**What is being asked:** Each line of the listing must be transcribed exactly, except for the images, which should be excluded.

(Records contained in a dataset)
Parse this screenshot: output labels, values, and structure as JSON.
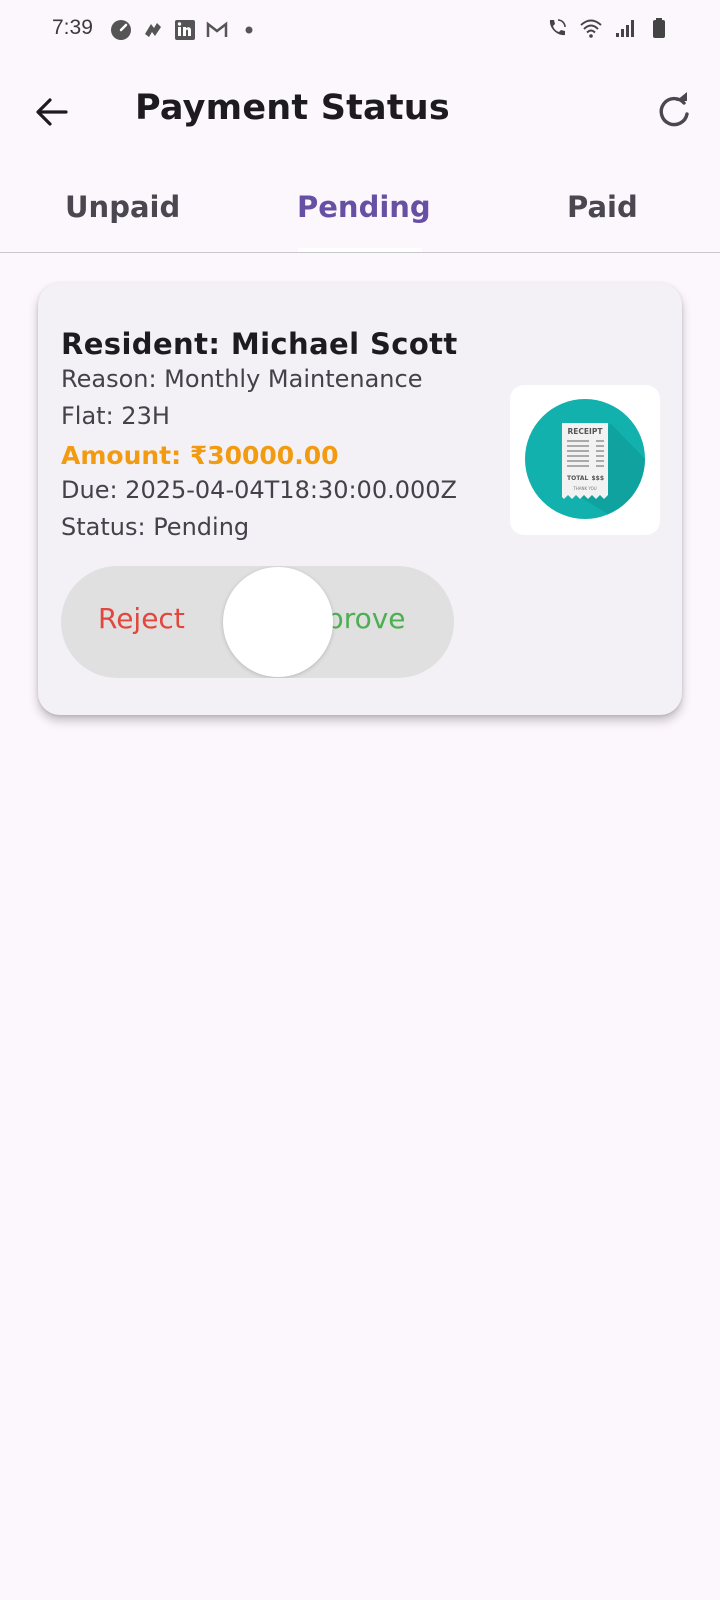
{
  "status_bar": {
    "time": "7:39",
    "left_icons": [
      "speedometer-icon",
      "app-icon",
      "linkedin-icon",
      "gmail-icon",
      "dot-icon"
    ],
    "right_icons": [
      "wifi-call-icon",
      "wifi-icon",
      "signal-icon",
      "battery-icon"
    ]
  },
  "appbar": {
    "title": "Payment Status",
    "back_icon": "arrow-left-icon",
    "refresh_icon": "refresh-icon"
  },
  "tabs": [
    {
      "label": "Unpaid",
      "active": false
    },
    {
      "label": "Pending",
      "active": true
    },
    {
      "label": "Paid",
      "active": false
    }
  ],
  "payment": {
    "resident": "Resident: Michael Scott",
    "reason": "Reason: Monthly Maintenance",
    "flat": "Flat: 23H",
    "amount": "Amount: ₹30000.00",
    "due": "Due: 2025-04-04T18:30:00.000Z",
    "status": "Status: Pending",
    "receipt_icon": "receipt-icon",
    "receipt_text": {
      "title": "RECEIPT",
      "total": "TOTAL",
      "amount": "$$$",
      "footer": "THANK YOU"
    }
  },
  "swipe_action": {
    "reject_label": "Reject",
    "approve_label": "Approve"
  },
  "colors": {
    "background": "#fcf6fd",
    "accent": "#6750a4",
    "amount": "#f29b11",
    "reject": "#e2463c",
    "approve": "#4caf50",
    "receipt_circle": "#12b1ad"
  }
}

**Worked answer:**
Parse this screenshot: output labels, values, and structure as JSON.
{
  "status_bar": {
    "time": "7:39",
    "left_icons": [
      "speedometer-icon",
      "app-icon",
      "linkedin-icon",
      "gmail-icon",
      "dot-icon"
    ],
    "right_icons": [
      "wifi-call-icon",
      "wifi-icon",
      "signal-icon",
      "battery-icon"
    ]
  },
  "appbar": {
    "title": "Payment Status",
    "back_icon": "arrow-left-icon",
    "refresh_icon": "refresh-icon"
  },
  "tabs": [
    {
      "label": "Unpaid",
      "active": false
    },
    {
      "label": "Pending",
      "active": true
    },
    {
      "label": "Paid",
      "active": false
    }
  ],
  "payment": {
    "resident": "Resident: Michael Scott",
    "reason": "Reason: Monthly Maintenance",
    "flat": "Flat: 23H",
    "amount": "Amount: ₹30000.00",
    "due": "Due: 2025-04-04T18:30:00.000Z",
    "status": "Status: Pending",
    "receipt_icon": "receipt-icon",
    "receipt_text": {
      "title": "RECEIPT",
      "total": "TOTAL",
      "amount": "$$$",
      "footer": "THANK YOU"
    }
  },
  "swipe_action": {
    "reject_label": "Reject",
    "approve_label": "Approve"
  },
  "colors": {
    "background": "#fcf6fd",
    "accent": "#6750a4",
    "amount": "#f29b11",
    "reject": "#e2463c",
    "approve": "#4caf50",
    "receipt_circle": "#12b1ad"
  }
}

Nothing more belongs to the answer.